> Stated goal: Pictures aside, quote the whole listing exactly.

Entries from a visual dataset
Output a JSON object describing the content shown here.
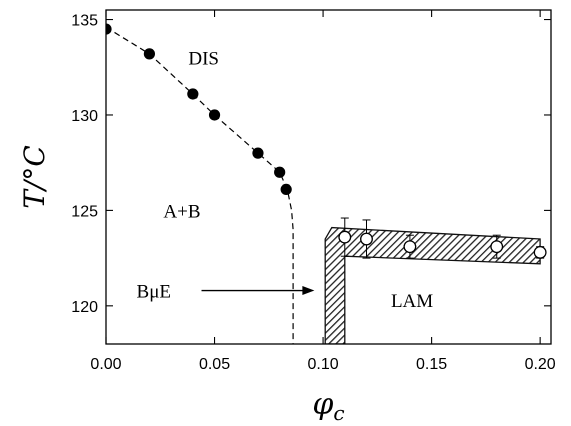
{
  "chart_data": {
    "type": "scatter",
    "title": "",
    "xlabel": "φ_c",
    "ylabel": "T/°C",
    "xlim": [
      0.0,
      0.205
    ],
    "ylim": [
      118,
      135.5
    ],
    "x_ticks": [
      0.0,
      0.05,
      0.1,
      0.15,
      0.2
    ],
    "x_tick_labels": [
      "0.00",
      "0.05",
      "0.10",
      "0.15",
      "0.20"
    ],
    "y_ticks": [
      120,
      125,
      130,
      135
    ],
    "y_tick_labels": [
      "120",
      "125",
      "130",
      "135"
    ],
    "grid": false,
    "series": [
      {
        "marker": "filled-circle",
        "points": [
          {
            "x": 0.0,
            "y": 134.5
          },
          {
            "x": 0.02,
            "y": 133.2
          },
          {
            "x": 0.04,
            "y": 131.1
          },
          {
            "x": 0.05,
            "y": 130.0
          },
          {
            "x": 0.07,
            "y": 128.0
          },
          {
            "x": 0.08,
            "y": 127.0
          },
          {
            "x": 0.083,
            "y": 126.1
          }
        ]
      },
      {
        "marker": "open-circle",
        "points": [
          {
            "x": 0.11,
            "y": 123.6,
            "err": 1.0
          },
          {
            "x": 0.12,
            "y": 123.5,
            "err": 1.0
          },
          {
            "x": 0.14,
            "y": 123.1,
            "err": 0.6
          },
          {
            "x": 0.18,
            "y": 123.1,
            "err": 0.6
          },
          {
            "x": 0.2,
            "y": 122.8,
            "err": 0.3
          }
        ]
      }
    ],
    "dashed_boundary": [
      {
        "x": 0.0,
        "y": 134.6
      },
      {
        "x": 0.02,
        "y": 133.2
      },
      {
        "x": 0.04,
        "y": 131.1
      },
      {
        "x": 0.05,
        "y": 130.0
      },
      {
        "x": 0.07,
        "y": 128.0
      },
      {
        "x": 0.08,
        "y": 127.0
      },
      {
        "x": 0.0835,
        "y": 126.1
      },
      {
        "x": 0.0855,
        "y": 125.0
      },
      {
        "x": 0.0862,
        "y": 124.0
      },
      {
        "x": 0.0862,
        "y": 118.0
      }
    ],
    "hatched_band": {
      "upper": [
        {
          "x": 0.101,
          "y": 118.0
        },
        {
          "x": 0.101,
          "y": 123.5
        },
        {
          "x": 0.104,
          "y": 124.1
        },
        {
          "x": 0.2,
          "y": 123.5
        }
      ],
      "lower": [
        {
          "x": 0.11,
          "y": 118.0
        },
        {
          "x": 0.11,
          "y": 122.6
        },
        {
          "x": 0.2,
          "y": 122.2
        }
      ]
    },
    "annotations": [
      {
        "text": "DIS",
        "x": 0.045,
        "y": 133.0
      },
      {
        "text": "A+B",
        "x": 0.035,
        "y": 125.0
      },
      {
        "text": "BμE",
        "x": 0.022,
        "y": 120.8
      },
      {
        "text": "LAM",
        "x": 0.141,
        "y": 120.3
      }
    ],
    "arrow": {
      "from": {
        "x": 0.044,
        "y": 120.8
      },
      "to": {
        "x": 0.096,
        "y": 120.8
      }
    }
  }
}
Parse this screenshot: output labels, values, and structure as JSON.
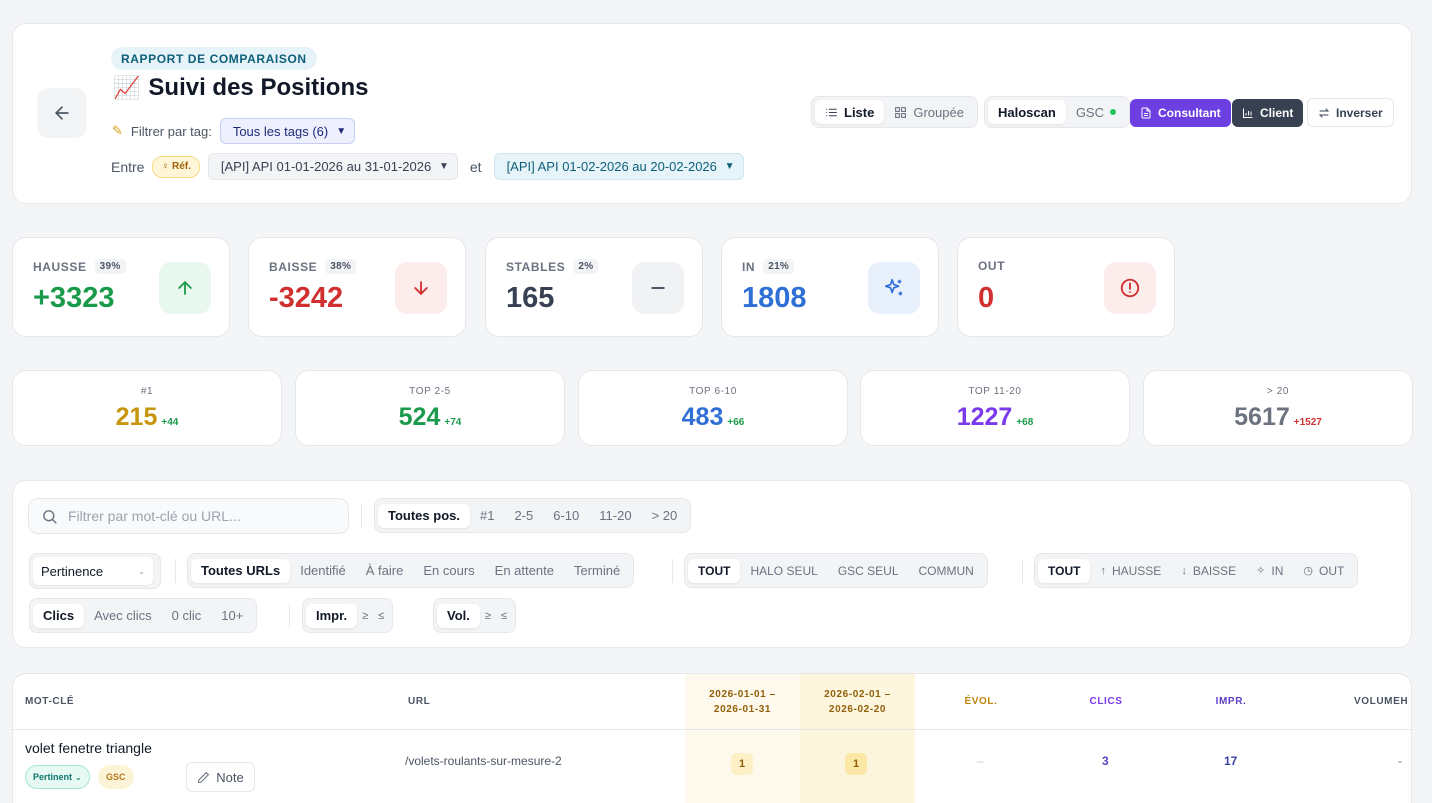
{
  "header": {
    "report_badge": "RAPPORT DE COMPARAISON",
    "emoji": "📈",
    "title": "Suivi des Positions",
    "tag_filter_label": "Filtrer par tag:",
    "tag_filter_value": "Tous les tags (6)",
    "between_label": "Entre",
    "ref_badge": "Réf.",
    "date_a": "[API] API 01-01-2026 au 31-01-2026",
    "and_label": "et",
    "date_b": "[API] API 01-02-2026 au 20-02-2026",
    "view_toggle": [
      "Liste",
      "Groupée"
    ],
    "source_toggle": [
      "Haloscan",
      "GSC"
    ],
    "consultant_label": "Consultant",
    "client_label": "Client",
    "invert_label": "Inverser"
  },
  "stats": [
    {
      "key": "hausse",
      "label": "HAUSSE",
      "pct": "39%",
      "value": "+3323",
      "color": "#1a9a4b",
      "icon_bg": "#e9f8ef",
      "icon": "arrow-up-icon"
    },
    {
      "key": "baisse",
      "label": "BAISSE",
      "pct": "38%",
      "value": "-3242",
      "color": "#d03030",
      "icon_bg": "#fdecec",
      "icon": "arrow-down-icon"
    },
    {
      "key": "stables",
      "label": "STABLES",
      "pct": "2%",
      "value": "165",
      "color": "#374151",
      "icon_bg": "#f1f2f4",
      "icon": "minus-icon"
    },
    {
      "key": "in",
      "label": "IN",
      "pct": "21%",
      "value": "1808",
      "color": "#2f6fd6",
      "icon_bg": "#e8f0fc",
      "icon": "sparkles-icon"
    },
    {
      "key": "out",
      "label": "OUT",
      "pct": "",
      "value": "0",
      "color": "#d03030",
      "icon_bg": "#fdecec",
      "icon": "alert-circle-icon"
    }
  ],
  "ranks": [
    {
      "label": "#1",
      "value": "215",
      "delta": "+44",
      "color": "#c8960c",
      "delta_color": "#1a9a4b"
    },
    {
      "label": "TOP 2-5",
      "value": "524",
      "delta": "+74",
      "color": "#1a9a4b",
      "delta_color": "#1a9a4b"
    },
    {
      "label": "TOP 6-10",
      "value": "483",
      "delta": "+66",
      "color": "#2f6fd6",
      "delta_color": "#1a9a4b"
    },
    {
      "label": "TOP 11-20",
      "value": "1227",
      "delta": "+68",
      "color": "#7c3aed",
      "delta_color": "#1a9a4b"
    },
    {
      "label": "> 20",
      "value": "5617",
      "delta": "+1527",
      "color": "#6b7280",
      "delta_color": "#d03030"
    }
  ],
  "filters": {
    "search_placeholder": "Filtrer par mot-clé ou URL...",
    "positions": [
      "Toutes pos.",
      "#1",
      "2-5",
      "6-10",
      "11-20",
      "> 20"
    ],
    "relevance": "Pertinence",
    "url_status": [
      "Toutes URLs",
      "Identifié",
      "À faire",
      "En cours",
      "En attente",
      "Terminé"
    ],
    "source": [
      "TOUT",
      "HALO SEUL",
      "GSC SEUL",
      "COMMUN"
    ],
    "movement": [
      "TOUT",
      "HAUSSE",
      "BAISSE",
      "IN",
      "OUT"
    ],
    "movement_icons": [
      "",
      "↑",
      "↓",
      "✧",
      "◷"
    ],
    "clicks": [
      "Clics",
      "Avec clics",
      "0 clic",
      "10+"
    ],
    "impr_label": "Impr.",
    "vol_label": "Vol.",
    "gte": "≥",
    "lte": "≤"
  },
  "table": {
    "headers": {
      "keyword": "MOT-CLÉ",
      "url": "URL",
      "period_a_1": "2026-01-01 –",
      "period_a_2": "2026-01-31",
      "period_b_1": "2026-02-01 –",
      "period_b_2": "2026-02-20",
      "evol": "ÉVOL.",
      "clicks": "CLICS",
      "impr": "IMPR.",
      "volume": "VOLUMEH"
    },
    "rows": [
      {
        "keyword": "volet fenetre triangle",
        "relevance": "Pertinent",
        "source": "GSC",
        "note_label": "Note",
        "url": "/volets-roulants-sur-mesure-2",
        "pos_a": "1",
        "pos_b": "1",
        "evol": "–",
        "clicks": "3",
        "impr": "17",
        "volume": "-"
      }
    ]
  }
}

> Task answer:
Output a JSON object describing the content shown here.
{
  "chart_data": {
    "type": "scatter",
    "title": "",
    "xlabel": "φ_c",
    "ylabel": "T/°C",
    "xlim": [
      0.0,
      0.205
    ],
    "ylim": [
      118,
      135.5
    ],
    "x_ticks": [
      0.0,
      0.05,
      0.1,
      0.15,
      0.2
    ],
    "x_tick_labels": [
      "0.00",
      "0.05",
      "0.10",
      "0.15",
      "0.20"
    ],
    "y_ticks": [
      120,
      125,
      130,
      135
    ],
    "y_tick_labels": [
      "120",
      "125",
      "130",
      "135"
    ],
    "grid": false,
    "series": [
      {
        "marker": "filled-circle",
        "points": [
          {
            "x": 0.0,
            "y": 134.5
          },
          {
            "x": 0.02,
            "y": 133.2
          },
          {
            "x": 0.04,
            "y": 131.1
          },
          {
            "x": 0.05,
            "y": 130.0
          },
          {
            "x": 0.07,
            "y": 128.0
          },
          {
            "x": 0.08,
            "y": 127.0
          },
          {
            "x": 0.083,
            "y": 126.1
          }
        ]
      },
      {
        "marker": "open-circle",
        "points": [
          {
            "x": 0.11,
            "y": 123.6,
            "err": 1.0
          },
          {
            "x": 0.12,
            "y": 123.5,
            "err": 1.0
          },
          {
            "x": 0.14,
            "y": 123.1,
            "err": 0.6
          },
          {
            "x": 0.18,
            "y": 123.1,
            "err": 0.6
          },
          {
            "x": 0.2,
            "y": 122.8,
            "err": 0.3
          }
        ]
      }
    ],
    "dashed_boundary": [
      {
        "x": 0.0,
        "y": 134.6
      },
      {
        "x": 0.02,
        "y": 133.2
      },
      {
        "x": 0.04,
        "y": 131.1
      },
      {
        "x": 0.05,
        "y": 130.0
      },
      {
        "x": 0.07,
        "y": 128.0
      },
      {
        "x": 0.08,
        "y": 127.0
      },
      {
        "x": 0.0835,
        "y": 126.1
      },
      {
        "x": 0.0855,
        "y": 125.0
      },
      {
        "x": 0.0862,
        "y": 124.0
      },
      {
        "x": 0.0862,
        "y": 118.0
      }
    ],
    "hatched_band": {
      "upper": [
        {
          "x": 0.101,
          "y": 118.0
        },
        {
          "x": 0.101,
          "y": 123.5
        },
        {
          "x": 0.104,
          "y": 124.1
        },
        {
          "x": 0.2,
          "y": 123.5
        }
      ],
      "lower": [
        {
          "x": 0.11,
          "y": 118.0
        },
        {
          "x": 0.11,
          "y": 122.6
        },
        {
          "x": 0.2,
          "y": 122.2
        }
      ]
    },
    "annotations": [
      {
        "text": "DIS",
        "x": 0.045,
        "y": 133.0
      },
      {
        "text": "A+B",
        "x": 0.035,
        "y": 125.0
      },
      {
        "text": "BμE",
        "x": 0.022,
        "y": 120.8
      },
      {
        "text": "LAM",
        "x": 0.141,
        "y": 120.3
      }
    ],
    "arrow": {
      "from": {
        "x": 0.044,
        "y": 120.8
      },
      "to": {
        "x": 0.096,
        "y": 120.8
      }
    }
  }
}
Parse this screenshot: output labels, values, and structure as JSON.
{
  "header": {
    "report_badge": "RAPPORT DE COMPARAISON",
    "emoji": "📈",
    "title": "Suivi des Positions",
    "tag_filter_label": "Filtrer par tag:",
    "tag_filter_value": "Tous les tags (6)",
    "between_label": "Entre",
    "ref_badge": "Réf.",
    "date_a": "[API] API 01-01-2026 au 31-01-2026",
    "and_label": "et",
    "date_b": "[API] API 01-02-2026 au 20-02-2026",
    "view_toggle": [
      "Liste",
      "Groupée"
    ],
    "source_toggle": [
      "Haloscan",
      "GSC"
    ],
    "consultant_label": "Consultant",
    "client_label": "Client",
    "invert_label": "Inverser"
  },
  "stats": [
    {
      "key": "hausse",
      "label": "HAUSSE",
      "pct": "39%",
      "value": "+3323",
      "color": "#1a9a4b",
      "icon_bg": "#e9f8ef",
      "icon": "arrow-up-icon"
    },
    {
      "key": "baisse",
      "label": "BAISSE",
      "pct": "38%",
      "value": "-3242",
      "color": "#d03030",
      "icon_bg": "#fdecec",
      "icon": "arrow-down-icon"
    },
    {
      "key": "stables",
      "label": "STABLES",
      "pct": "2%",
      "value": "165",
      "color": "#374151",
      "icon_bg": "#f1f2f4",
      "icon": "minus-icon"
    },
    {
      "key": "in",
      "label": "IN",
      "pct": "21%",
      "value": "1808",
      "color": "#2f6fd6",
      "icon_bg": "#e8f0fc",
      "icon": "sparkles-icon"
    },
    {
      "key": "out",
      "label": "OUT",
      "pct": "",
      "value": "0",
      "color": "#d03030",
      "icon_bg": "#fdecec",
      "icon": "alert-circle-icon"
    }
  ],
  "ranks": [
    {
      "label": "#1",
      "value": "215",
      "delta": "+44",
      "color": "#c8960c",
      "delta_color": "#1a9a4b"
    },
    {
      "label": "TOP 2-5",
      "value": "524",
      "delta": "+74",
      "color": "#1a9a4b",
      "delta_color": "#1a9a4b"
    },
    {
      "label": "TOP 6-10",
      "value": "483",
      "delta": "+66",
      "color": "#2f6fd6",
      "delta_color": "#1a9a4b"
    },
    {
      "label": "TOP 11-20",
      "value": "1227",
      "delta": "+68",
      "color": "#7c3aed",
      "delta_color": "#1a9a4b"
    },
    {
      "label": "> 20",
      "value": "5617",
      "delta": "+1527",
      "color": "#6b7280",
      "delta_color": "#d03030"
    }
  ],
  "filters": {
    "search_placeholder": "Filtrer par mot-clé ou URL...",
    "positions": [
      "Toutes pos.",
      "#1",
      "2-5",
      "6-10",
      "11-20",
      "> 20"
    ],
    "relevance": "Pertinence",
    "url_status": [
      "Toutes URLs",
      "Identifié",
      "À faire",
      "En cours",
      "En attente",
      "Terminé"
    ],
    "source": [
      "TOUT",
      "HALO SEUL",
      "GSC SEUL",
      "COMMUN"
    ],
    "movement": [
      "TOUT",
      "HAUSSE",
      "BAISSE",
      "IN",
      "OUT"
    ],
    "movement_icons": [
      "",
      "↑",
      "↓",
      "✧",
      "◷"
    ],
    "clicks": [
      "Clics",
      "Avec clics",
      "0 clic",
      "10+"
    ],
    "impr_label": "Impr.",
    "vol_label": "Vol.",
    "gte": "≥",
    "lte": "≤"
  },
  "table": {
    "headers": {
      "keyword": "MOT-CLÉ",
      "url": "URL",
      "period_a_1": "2026-01-01 –",
      "period_a_2": "2026-01-31",
      "period_b_1": "2026-02-01 –",
      "period_b_2": "2026-02-20",
      "evol": "ÉVOL.",
      "clicks": "CLICS",
      "impr": "IMPR.",
      "volume": "VOLUMEH"
    },
    "rows": [
      {
        "keyword": "volet fenetre triangle",
        "relevance": "Pertinent",
        "source": "GSC",
        "note_label": "Note",
        "url": "/volets-roulants-sur-mesure-2",
        "pos_a": "1",
        "pos_b": "1",
        "evol": "–",
        "clicks": "3",
        "impr": "17",
        "volume": "-"
      }
    ]
  }
}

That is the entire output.